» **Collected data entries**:
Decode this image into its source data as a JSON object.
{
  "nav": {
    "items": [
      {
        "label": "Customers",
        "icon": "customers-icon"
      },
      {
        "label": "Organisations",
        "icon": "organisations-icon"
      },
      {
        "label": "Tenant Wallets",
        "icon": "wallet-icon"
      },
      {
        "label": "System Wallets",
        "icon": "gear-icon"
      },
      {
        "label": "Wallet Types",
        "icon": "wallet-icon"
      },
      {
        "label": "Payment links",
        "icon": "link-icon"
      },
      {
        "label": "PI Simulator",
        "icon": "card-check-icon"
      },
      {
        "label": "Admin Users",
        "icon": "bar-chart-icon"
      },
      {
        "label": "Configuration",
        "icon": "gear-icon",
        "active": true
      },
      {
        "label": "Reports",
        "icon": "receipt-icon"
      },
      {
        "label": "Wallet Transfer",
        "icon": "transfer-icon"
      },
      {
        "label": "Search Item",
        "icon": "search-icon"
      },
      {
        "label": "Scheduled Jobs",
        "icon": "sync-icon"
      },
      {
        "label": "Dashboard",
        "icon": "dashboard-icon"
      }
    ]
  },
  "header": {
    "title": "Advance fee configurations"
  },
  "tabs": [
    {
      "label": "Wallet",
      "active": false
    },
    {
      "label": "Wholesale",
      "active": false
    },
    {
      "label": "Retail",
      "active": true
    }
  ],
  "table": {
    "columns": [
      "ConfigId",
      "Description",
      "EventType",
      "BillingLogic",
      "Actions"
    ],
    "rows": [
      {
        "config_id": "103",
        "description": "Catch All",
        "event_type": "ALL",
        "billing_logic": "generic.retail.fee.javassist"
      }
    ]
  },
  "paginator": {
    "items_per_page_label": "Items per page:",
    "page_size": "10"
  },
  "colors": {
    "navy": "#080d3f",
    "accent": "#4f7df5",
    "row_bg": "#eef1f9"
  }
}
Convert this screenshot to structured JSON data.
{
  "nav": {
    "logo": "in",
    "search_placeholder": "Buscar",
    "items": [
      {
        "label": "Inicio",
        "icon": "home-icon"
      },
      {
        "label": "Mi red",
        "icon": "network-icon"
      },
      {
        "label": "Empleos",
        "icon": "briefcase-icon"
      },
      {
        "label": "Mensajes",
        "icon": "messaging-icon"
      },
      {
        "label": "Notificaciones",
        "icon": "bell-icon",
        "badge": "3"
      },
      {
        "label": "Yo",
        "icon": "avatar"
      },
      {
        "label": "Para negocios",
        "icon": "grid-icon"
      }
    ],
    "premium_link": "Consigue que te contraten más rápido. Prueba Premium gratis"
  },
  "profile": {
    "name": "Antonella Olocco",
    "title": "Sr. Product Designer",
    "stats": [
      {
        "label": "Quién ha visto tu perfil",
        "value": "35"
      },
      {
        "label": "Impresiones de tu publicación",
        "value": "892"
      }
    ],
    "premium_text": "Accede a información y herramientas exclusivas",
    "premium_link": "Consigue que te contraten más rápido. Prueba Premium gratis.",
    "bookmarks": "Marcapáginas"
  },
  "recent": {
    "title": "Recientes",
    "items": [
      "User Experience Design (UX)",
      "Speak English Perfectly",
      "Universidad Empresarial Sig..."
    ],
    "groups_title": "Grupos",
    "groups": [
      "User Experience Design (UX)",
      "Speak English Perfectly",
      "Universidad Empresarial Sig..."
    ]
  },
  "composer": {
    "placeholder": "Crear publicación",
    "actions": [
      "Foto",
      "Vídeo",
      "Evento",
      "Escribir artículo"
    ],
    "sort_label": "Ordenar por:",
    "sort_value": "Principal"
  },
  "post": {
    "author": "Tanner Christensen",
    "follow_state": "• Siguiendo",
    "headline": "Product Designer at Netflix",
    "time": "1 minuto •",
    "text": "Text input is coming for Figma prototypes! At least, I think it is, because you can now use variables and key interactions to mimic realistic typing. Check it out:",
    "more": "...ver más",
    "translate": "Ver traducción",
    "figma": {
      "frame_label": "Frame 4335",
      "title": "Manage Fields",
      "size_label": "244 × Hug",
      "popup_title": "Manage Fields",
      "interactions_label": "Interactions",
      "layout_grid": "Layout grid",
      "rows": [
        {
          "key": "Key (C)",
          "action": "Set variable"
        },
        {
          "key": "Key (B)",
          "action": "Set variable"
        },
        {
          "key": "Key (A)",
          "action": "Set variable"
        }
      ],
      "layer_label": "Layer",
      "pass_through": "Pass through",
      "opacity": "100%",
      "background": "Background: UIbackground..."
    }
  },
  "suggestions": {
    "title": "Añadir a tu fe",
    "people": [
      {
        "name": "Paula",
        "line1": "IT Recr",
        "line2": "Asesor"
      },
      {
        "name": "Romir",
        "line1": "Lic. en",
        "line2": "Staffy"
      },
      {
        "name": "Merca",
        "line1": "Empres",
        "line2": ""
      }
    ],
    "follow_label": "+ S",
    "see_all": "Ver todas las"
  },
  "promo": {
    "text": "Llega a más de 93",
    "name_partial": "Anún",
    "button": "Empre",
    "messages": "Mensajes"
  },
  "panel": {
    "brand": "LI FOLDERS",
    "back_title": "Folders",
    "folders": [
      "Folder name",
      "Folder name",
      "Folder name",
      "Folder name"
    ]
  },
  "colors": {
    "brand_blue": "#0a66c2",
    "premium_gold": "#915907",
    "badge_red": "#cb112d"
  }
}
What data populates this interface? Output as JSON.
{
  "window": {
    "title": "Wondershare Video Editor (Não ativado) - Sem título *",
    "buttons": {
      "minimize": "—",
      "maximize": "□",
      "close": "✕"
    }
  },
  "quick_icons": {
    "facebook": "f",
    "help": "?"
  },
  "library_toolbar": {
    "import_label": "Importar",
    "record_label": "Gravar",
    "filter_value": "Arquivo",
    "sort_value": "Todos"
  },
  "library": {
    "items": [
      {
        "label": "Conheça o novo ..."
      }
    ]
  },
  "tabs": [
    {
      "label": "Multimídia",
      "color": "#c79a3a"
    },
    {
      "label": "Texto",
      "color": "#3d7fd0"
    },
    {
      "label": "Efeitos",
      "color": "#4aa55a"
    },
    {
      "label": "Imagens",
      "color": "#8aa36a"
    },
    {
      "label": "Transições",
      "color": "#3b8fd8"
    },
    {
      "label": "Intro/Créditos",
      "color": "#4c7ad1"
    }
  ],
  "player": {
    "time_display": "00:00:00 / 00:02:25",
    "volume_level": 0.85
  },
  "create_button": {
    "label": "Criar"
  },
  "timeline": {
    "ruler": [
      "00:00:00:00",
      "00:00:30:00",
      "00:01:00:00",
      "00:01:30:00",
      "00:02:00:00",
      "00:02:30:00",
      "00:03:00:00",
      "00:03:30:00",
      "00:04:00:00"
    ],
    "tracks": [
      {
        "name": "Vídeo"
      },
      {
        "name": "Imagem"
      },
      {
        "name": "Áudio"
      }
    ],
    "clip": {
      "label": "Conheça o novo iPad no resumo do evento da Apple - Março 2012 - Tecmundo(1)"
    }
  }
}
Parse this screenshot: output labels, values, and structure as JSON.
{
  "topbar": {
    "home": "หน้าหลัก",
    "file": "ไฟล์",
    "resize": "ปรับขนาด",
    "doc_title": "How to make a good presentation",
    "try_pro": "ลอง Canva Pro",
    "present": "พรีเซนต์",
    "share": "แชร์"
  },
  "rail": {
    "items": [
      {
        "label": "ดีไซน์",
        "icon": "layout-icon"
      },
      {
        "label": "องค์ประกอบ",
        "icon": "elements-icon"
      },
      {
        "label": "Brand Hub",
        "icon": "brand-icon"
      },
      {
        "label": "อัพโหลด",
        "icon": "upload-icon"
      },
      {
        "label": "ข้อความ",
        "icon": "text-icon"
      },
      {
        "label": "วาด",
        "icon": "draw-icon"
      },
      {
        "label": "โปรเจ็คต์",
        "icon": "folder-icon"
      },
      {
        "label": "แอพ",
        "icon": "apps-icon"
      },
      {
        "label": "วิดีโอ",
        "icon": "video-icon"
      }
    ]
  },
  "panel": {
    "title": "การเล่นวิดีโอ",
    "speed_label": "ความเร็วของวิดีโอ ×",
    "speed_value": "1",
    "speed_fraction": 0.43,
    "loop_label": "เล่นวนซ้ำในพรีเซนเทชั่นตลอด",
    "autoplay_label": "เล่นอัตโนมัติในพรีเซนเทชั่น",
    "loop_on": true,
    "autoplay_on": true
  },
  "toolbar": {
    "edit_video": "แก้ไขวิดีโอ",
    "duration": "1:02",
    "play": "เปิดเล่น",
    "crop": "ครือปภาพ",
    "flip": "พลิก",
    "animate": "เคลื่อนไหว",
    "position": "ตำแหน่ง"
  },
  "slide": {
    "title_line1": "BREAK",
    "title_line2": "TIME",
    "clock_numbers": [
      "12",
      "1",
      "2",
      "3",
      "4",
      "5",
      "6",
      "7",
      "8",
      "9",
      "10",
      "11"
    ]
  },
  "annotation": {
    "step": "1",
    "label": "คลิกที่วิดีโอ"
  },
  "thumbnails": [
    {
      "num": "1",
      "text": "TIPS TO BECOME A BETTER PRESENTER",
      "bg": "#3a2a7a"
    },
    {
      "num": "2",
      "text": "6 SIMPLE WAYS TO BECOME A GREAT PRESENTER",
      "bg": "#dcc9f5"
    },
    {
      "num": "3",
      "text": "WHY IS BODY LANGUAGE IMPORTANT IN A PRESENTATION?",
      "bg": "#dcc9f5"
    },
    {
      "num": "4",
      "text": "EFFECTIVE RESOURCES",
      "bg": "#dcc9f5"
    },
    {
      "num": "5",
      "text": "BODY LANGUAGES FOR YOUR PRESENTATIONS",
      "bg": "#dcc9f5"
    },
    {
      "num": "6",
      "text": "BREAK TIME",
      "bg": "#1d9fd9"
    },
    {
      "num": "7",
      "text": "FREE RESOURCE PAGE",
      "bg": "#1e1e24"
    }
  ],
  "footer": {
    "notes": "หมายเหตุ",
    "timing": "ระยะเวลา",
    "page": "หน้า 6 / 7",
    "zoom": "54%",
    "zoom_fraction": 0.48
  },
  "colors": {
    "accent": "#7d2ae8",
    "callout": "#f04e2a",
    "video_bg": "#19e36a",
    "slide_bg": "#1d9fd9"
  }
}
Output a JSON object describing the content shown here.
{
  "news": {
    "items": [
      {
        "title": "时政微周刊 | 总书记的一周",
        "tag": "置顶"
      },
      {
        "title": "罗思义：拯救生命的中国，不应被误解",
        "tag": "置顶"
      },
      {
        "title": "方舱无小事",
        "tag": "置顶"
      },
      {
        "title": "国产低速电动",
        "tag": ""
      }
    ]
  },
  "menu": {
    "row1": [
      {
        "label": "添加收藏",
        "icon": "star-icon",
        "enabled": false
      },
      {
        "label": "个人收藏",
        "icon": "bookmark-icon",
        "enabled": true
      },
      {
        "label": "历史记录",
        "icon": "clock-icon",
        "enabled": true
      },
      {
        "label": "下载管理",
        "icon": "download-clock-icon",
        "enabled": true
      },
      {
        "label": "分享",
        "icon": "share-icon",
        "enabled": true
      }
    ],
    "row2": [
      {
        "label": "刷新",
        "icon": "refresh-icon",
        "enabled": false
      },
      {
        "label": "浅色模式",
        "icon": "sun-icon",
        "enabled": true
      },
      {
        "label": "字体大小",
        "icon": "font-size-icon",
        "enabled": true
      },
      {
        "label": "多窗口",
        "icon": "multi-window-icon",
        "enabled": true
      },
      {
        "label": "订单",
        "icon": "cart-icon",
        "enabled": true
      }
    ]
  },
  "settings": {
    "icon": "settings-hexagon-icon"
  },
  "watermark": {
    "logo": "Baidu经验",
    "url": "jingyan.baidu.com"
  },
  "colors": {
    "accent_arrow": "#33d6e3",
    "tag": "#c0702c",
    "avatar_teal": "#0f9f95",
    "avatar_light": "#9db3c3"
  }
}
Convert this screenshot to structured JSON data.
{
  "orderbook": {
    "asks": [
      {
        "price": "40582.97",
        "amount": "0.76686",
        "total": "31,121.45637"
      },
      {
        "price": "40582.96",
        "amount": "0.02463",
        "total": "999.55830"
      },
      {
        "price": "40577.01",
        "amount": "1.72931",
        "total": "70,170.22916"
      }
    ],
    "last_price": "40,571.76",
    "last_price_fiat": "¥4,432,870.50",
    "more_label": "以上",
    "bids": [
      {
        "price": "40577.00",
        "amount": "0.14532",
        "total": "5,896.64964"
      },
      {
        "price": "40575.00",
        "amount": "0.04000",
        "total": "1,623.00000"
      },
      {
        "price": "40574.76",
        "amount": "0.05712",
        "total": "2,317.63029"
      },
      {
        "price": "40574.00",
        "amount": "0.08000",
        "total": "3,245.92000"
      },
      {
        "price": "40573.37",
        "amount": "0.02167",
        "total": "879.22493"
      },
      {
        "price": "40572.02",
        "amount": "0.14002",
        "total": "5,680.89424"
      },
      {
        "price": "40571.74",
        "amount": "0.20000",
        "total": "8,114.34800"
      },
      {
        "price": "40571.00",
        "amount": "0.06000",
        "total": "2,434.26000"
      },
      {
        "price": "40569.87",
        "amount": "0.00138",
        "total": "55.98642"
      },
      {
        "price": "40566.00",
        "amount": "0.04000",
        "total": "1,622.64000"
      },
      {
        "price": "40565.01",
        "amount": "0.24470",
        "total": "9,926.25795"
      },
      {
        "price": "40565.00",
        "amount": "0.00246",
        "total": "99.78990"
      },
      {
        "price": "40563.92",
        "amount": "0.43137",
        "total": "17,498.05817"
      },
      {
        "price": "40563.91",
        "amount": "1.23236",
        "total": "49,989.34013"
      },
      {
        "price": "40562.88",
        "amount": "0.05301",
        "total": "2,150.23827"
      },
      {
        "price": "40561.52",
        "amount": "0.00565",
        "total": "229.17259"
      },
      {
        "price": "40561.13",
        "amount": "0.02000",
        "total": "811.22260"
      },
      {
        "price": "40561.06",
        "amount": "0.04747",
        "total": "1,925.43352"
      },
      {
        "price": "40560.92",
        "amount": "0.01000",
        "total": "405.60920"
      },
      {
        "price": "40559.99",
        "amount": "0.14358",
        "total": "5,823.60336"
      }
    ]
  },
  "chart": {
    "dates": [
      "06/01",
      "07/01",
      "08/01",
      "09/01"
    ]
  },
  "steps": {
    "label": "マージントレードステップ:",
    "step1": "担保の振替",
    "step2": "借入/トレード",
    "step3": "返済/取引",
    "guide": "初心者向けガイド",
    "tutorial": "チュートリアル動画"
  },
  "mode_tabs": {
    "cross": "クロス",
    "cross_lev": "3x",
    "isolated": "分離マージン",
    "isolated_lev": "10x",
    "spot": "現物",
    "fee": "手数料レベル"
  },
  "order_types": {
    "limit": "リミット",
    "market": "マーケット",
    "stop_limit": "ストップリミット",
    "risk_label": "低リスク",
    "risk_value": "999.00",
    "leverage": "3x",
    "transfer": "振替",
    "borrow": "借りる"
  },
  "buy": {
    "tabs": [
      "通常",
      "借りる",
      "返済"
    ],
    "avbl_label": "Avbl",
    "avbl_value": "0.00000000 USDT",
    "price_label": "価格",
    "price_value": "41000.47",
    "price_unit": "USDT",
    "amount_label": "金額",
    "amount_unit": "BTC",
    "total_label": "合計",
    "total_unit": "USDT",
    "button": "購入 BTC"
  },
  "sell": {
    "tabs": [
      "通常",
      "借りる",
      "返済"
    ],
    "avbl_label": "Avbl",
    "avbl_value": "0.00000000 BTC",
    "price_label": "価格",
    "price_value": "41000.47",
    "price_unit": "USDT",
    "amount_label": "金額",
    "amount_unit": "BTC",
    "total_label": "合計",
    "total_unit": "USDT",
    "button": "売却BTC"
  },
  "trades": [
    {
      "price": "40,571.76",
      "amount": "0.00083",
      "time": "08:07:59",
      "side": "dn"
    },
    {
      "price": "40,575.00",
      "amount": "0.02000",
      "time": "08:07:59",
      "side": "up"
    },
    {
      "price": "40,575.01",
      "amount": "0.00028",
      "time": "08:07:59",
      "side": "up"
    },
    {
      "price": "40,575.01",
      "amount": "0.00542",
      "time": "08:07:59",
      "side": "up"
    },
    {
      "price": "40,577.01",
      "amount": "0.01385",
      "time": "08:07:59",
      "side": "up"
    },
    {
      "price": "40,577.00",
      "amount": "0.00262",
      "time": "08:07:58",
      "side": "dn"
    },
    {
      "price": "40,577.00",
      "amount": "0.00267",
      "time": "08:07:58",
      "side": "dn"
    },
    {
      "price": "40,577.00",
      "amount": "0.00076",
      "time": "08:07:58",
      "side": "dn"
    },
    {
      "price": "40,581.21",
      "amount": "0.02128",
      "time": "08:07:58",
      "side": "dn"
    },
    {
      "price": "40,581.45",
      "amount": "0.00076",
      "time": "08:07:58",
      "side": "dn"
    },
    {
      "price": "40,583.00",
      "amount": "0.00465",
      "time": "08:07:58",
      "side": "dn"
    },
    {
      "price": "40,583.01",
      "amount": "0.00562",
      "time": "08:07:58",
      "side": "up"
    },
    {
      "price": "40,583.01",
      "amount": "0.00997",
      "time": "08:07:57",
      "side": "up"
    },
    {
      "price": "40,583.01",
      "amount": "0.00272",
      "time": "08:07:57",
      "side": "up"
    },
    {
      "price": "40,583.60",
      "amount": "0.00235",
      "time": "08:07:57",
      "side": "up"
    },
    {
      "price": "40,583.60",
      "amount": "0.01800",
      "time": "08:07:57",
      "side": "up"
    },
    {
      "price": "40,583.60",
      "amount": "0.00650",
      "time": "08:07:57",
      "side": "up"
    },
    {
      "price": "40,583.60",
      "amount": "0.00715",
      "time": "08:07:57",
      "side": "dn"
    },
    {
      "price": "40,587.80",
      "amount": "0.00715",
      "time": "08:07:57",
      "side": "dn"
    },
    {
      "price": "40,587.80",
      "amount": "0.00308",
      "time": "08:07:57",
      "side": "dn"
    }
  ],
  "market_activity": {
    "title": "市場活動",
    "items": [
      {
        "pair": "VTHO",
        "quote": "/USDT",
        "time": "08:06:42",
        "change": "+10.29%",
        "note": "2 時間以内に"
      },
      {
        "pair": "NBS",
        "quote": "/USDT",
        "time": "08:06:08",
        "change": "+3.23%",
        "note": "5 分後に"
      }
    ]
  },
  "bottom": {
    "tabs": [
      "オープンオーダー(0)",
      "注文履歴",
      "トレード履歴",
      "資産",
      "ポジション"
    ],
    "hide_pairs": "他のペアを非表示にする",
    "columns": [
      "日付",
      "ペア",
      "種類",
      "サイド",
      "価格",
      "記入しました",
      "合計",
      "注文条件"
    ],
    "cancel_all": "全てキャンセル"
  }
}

» **WHAT IS NEEDED**: Lines containing the word "JSON" are to be counted in the listing; state their number alone.

» **SOLUTION FOR THIS TASK**: 6